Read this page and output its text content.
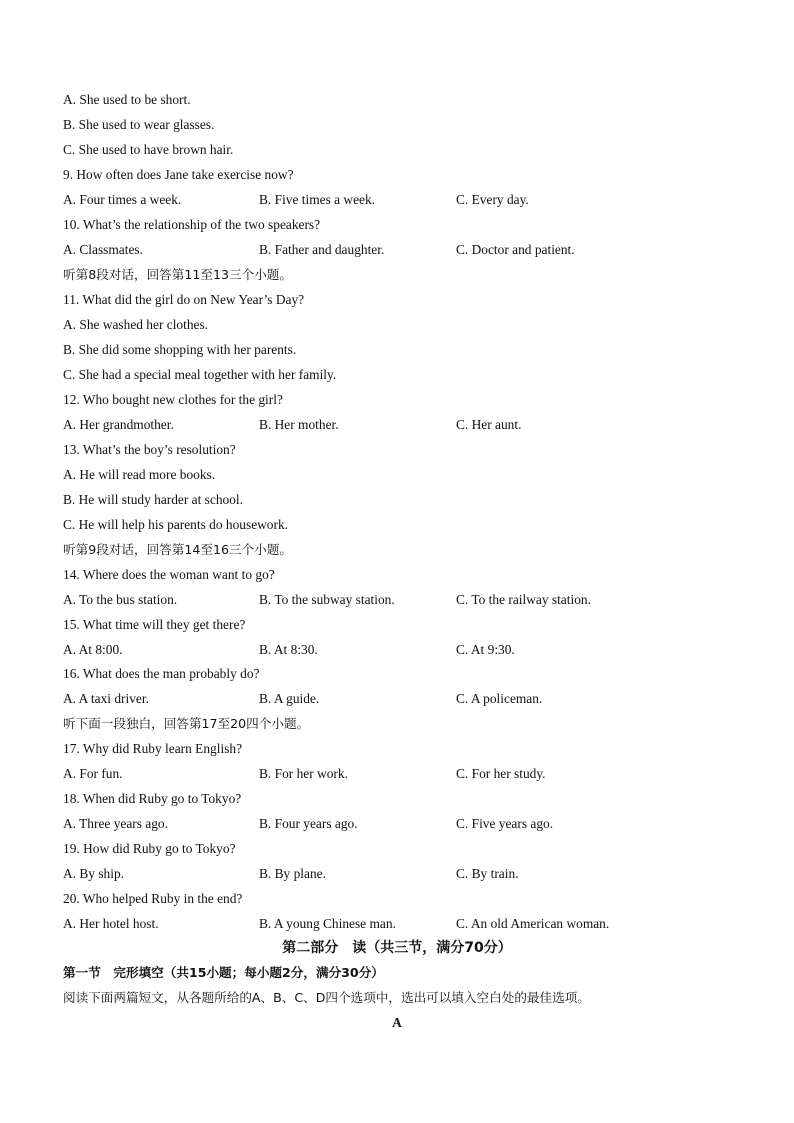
A. She used to be short.
B. She used to wear glasses.
C. She used to have brown hair.
9. How often does Jane take exercise now?
A. Four times a week.	B. Five times a week.	C. Every day.
10. What’s the relationship of the two speakers?
A. Classmates.	B. Father and daughter.	C. Doctor and patient.
听第8段对话，回答第11至13三个小题。
11. What did the girl do on New Year’s Day?
A. She washed her clothes.
B. She did some shopping with her parents.
C. She had a special meal together with her family.
12. Who bought new clothes for the girl?
A. Her grandmother.	B. Her mother.	C. Her aunt.
13. What’s the boy’s resolution?
A. He will read more books.
B. He will study harder at school.
C. He will help his parents do housework.
听第9段对话，回答第14至16三个小题。
14. Where does the woman want to go?
A. To the bus station.	B. To the subway station.	C. To the railway station.
15. What time will they get there?
A. At 8:00.	B. At 8:30.	C. At 9:30.
16. What does the man probably do?
A. A taxi driver.	B. A guide.	C. A policeman.
听下面一段独白，回答第17至20四个小题。
17. Why did Ruby learn English?
A. For fun.	B. For her work.	C. For her study.
18. When did Ruby go to Tokyo?
A. Three years ago.	B. Four years ago.	C. Five years ago.
19. How did Ruby go to Tokyo?
A. By ship.	B. By plane.	C. By train.
20. Who helped Ruby in the end?
A. Her hotel host.	B. A young Chinese man.	C. An old American woman.
第二部分　读（共三节，满分70分）
第一节　完形填空（共15小题；每小题2分，满分30分）
阅读下面两篇短文，从各题所给的A、B、C、D四个选项中，选出可以填入空白处的最佳选项。
A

→ Exercise aim
Transcribe the records verbatim and omit the images.

→ Response below
Read this page and output its text content.
A. She used to be short.
B. She used to wear glasses.
C. She used to have brown hair.
9. How often does Jane take exercise now?
A. Four times a week.	B. Five times a week.	C. Every day.
10. What’s the relationship of the two speakers?
A. Classmates.	B. Father and daughter.	C. Doctor and patient.
听第8段对话，回答第11至13三个小题。
11. What did the girl do on New Year’s Day?
A. She washed her clothes.
B. She did some shopping with her parents.
C. She had a special meal together with her family.
12. Who bought new clothes for the girl?
A. Her grandmother.	B. Her mother.	C. Her aunt.
13. What’s the boy’s resolution?
A. He will read more books.
B. He will study harder at school.
C. He will help his parents do housework.
听第9段对话，回答第14至16三个小题。
14. Where does the woman want to go?
A. To the bus station.	B. To the subway station.	C. To the railway station.
15. What time will they get there?
A. At 8:00.	B. At 8:30.	C. At 9:30.
16. What does the man probably do?
A. A taxi driver.	B. A guide.	C. A policeman.
听下面一段独白，回答第17至20四个小题。
17. Why did Ruby learn English?
A. For fun.	B. For her work.	C. For her study.
18. When did Ruby go to Tokyo?
A. Three years ago.	B. Four years ago.	C. Five years ago.
19. How did Ruby go to Tokyo?
A. By ship.	B. By plane.	C. By train.
20. Who helped Ruby in the end?
A. Her hotel host.	B. A young Chinese man.	C. An old American woman.
第二部分　读（共三节，满分70分）
第一节　完形填空（共15小题；每小题2分，满分30分）
阅读下面两篇短文，从各题所给的A、B、C、D四个选项中，选出可以填入空白处的最佳选项。
A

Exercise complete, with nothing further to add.